*Goal of the exercise*:
Extract the complete listing and repeat it word for word.

————————

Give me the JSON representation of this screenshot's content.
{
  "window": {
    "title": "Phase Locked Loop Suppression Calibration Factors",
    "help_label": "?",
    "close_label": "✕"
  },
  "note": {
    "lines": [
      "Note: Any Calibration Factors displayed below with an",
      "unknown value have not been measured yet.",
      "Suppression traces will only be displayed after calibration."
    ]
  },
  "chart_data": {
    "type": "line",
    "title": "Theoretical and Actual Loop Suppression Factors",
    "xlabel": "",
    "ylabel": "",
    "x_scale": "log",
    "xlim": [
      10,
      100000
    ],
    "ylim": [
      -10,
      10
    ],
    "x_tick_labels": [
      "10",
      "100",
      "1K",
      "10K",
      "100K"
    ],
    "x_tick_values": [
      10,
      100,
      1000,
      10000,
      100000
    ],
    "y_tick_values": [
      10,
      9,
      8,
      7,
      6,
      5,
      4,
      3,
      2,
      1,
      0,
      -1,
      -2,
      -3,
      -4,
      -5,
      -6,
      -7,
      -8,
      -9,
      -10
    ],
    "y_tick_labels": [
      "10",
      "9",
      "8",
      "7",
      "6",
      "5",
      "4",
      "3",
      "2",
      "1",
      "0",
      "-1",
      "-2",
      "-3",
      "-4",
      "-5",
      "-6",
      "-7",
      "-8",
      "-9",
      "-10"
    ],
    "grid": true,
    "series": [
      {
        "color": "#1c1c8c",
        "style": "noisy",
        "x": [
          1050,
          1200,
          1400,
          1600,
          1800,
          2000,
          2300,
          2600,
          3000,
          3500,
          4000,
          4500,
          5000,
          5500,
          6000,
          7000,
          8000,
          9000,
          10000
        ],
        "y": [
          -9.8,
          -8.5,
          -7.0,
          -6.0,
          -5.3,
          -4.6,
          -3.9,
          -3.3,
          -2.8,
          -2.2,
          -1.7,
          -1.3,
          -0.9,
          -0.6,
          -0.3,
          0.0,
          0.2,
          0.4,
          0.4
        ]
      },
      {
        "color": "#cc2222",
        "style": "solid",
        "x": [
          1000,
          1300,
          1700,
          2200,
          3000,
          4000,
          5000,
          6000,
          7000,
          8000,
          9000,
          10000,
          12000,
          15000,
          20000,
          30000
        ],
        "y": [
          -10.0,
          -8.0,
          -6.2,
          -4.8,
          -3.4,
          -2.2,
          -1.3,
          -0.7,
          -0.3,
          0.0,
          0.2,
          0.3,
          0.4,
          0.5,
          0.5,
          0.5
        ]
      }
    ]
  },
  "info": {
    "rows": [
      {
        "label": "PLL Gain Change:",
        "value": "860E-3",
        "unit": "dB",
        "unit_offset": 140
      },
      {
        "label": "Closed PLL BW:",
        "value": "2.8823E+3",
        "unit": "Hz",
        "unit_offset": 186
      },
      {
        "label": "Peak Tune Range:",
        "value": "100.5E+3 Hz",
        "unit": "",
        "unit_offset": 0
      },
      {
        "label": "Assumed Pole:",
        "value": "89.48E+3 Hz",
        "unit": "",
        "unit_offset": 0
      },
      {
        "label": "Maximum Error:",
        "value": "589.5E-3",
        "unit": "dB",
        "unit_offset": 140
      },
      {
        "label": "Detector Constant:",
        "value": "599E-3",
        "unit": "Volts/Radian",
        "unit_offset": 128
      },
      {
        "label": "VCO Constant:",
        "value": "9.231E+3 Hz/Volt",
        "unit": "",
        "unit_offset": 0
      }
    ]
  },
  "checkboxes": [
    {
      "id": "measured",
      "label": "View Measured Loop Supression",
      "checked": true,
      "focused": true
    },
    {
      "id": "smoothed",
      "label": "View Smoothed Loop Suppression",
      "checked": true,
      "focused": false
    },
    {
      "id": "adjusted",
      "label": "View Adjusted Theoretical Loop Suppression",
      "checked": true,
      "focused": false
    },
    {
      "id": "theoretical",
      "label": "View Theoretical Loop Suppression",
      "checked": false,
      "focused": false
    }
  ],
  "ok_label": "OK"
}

————————

*Task response*:
Give me the JSON representation of this screenshot's content.
{
  "window": {
    "title": "Phase Locked Loop Suppression Calibration Factors",
    "help_label": "?",
    "close_label": "✕"
  },
  "note": {
    "lines": [
      "Note: Any Calibration Factors displayed below with an",
      "unknown value have not been measured yet.",
      "Suppression traces will only be displayed after calibration."
    ]
  },
  "chart_data": {
    "type": "line",
    "title": "Theoretical and Actual Loop Suppression Factors",
    "xlabel": "",
    "ylabel": "",
    "x_scale": "log",
    "xlim": [
      10,
      100000
    ],
    "ylim": [
      -10,
      10
    ],
    "x_tick_labels": [
      "10",
      "100",
      "1K",
      "10K",
      "100K"
    ],
    "x_tick_values": [
      10,
      100,
      1000,
      10000,
      100000
    ],
    "y_tick_values": [
      10,
      9,
      8,
      7,
      6,
      5,
      4,
      3,
      2,
      1,
      0,
      -1,
      -2,
      -3,
      -4,
      -5,
      -6,
      -7,
      -8,
      -9,
      -10
    ],
    "y_tick_labels": [
      "10",
      "9",
      "8",
      "7",
      "6",
      "5",
      "4",
      "3",
      "2",
      "1",
      "0",
      "-1",
      "-2",
      "-3",
      "-4",
      "-5",
      "-6",
      "-7",
      "-8",
      "-9",
      "-10"
    ],
    "grid": true,
    "series": [
      {
        "color": "#1c1c8c",
        "style": "noisy",
        "x": [
          1050,
          1200,
          1400,
          1600,
          1800,
          2000,
          2300,
          2600,
          3000,
          3500,
          4000,
          4500,
          5000,
          5500,
          6000,
          7000,
          8000,
          9000,
          10000
        ],
        "y": [
          -9.8,
          -8.5,
          -7.0,
          -6.0,
          -5.3,
          -4.6,
          -3.9,
          -3.3,
          -2.8,
          -2.2,
          -1.7,
          -1.3,
          -0.9,
          -0.6,
          -0.3,
          0.0,
          0.2,
          0.4,
          0.4
        ]
      },
      {
        "color": "#cc2222",
        "style": "solid",
        "x": [
          1000,
          1300,
          1700,
          2200,
          3000,
          4000,
          5000,
          6000,
          7000,
          8000,
          9000,
          10000,
          12000,
          15000,
          20000,
          30000
        ],
        "y": [
          -10.0,
          -8.0,
          -6.2,
          -4.8,
          -3.4,
          -2.2,
          -1.3,
          -0.7,
          -0.3,
          0.0,
          0.2,
          0.3,
          0.4,
          0.5,
          0.5,
          0.5
        ]
      }
    ]
  },
  "info": {
    "rows": [
      {
        "label": "PLL Gain Change:",
        "value": "860E-3",
        "unit": "dB",
        "unit_offset": 140
      },
      {
        "label": "Closed PLL BW:",
        "value": "2.8823E+3",
        "unit": "Hz",
        "unit_offset": 186
      },
      {
        "label": "Peak Tune Range:",
        "value": "100.5E+3 Hz",
        "unit": "",
        "unit_offset": 0
      },
      {
        "label": "Assumed Pole:",
        "value": "89.48E+3 Hz",
        "unit": "",
        "unit_offset": 0
      },
      {
        "label": "Maximum Error:",
        "value": "589.5E-3",
        "unit": "dB",
        "unit_offset": 140
      },
      {
        "label": "Detector Constant:",
        "value": "599E-3",
        "unit": "Volts/Radian",
        "unit_offset": 128
      },
      {
        "label": "VCO Constant:",
        "value": "9.231E+3 Hz/Volt",
        "unit": "",
        "unit_offset": 0
      }
    ]
  },
  "checkboxes": [
    {
      "id": "measured",
      "label": "View Measured Loop Supression",
      "checked": true,
      "focused": true
    },
    {
      "id": "smoothed",
      "label": "View Smoothed Loop Suppression",
      "checked": true,
      "focused": false
    },
    {
      "id": "adjusted",
      "label": "View Adjusted Theoretical Loop Suppression",
      "checked": true,
      "focused": false
    },
    {
      "id": "theoretical",
      "label": "View Theoretical Loop Suppression",
      "checked": false,
      "focused": false
    }
  ],
  "ok_label": "OK"
}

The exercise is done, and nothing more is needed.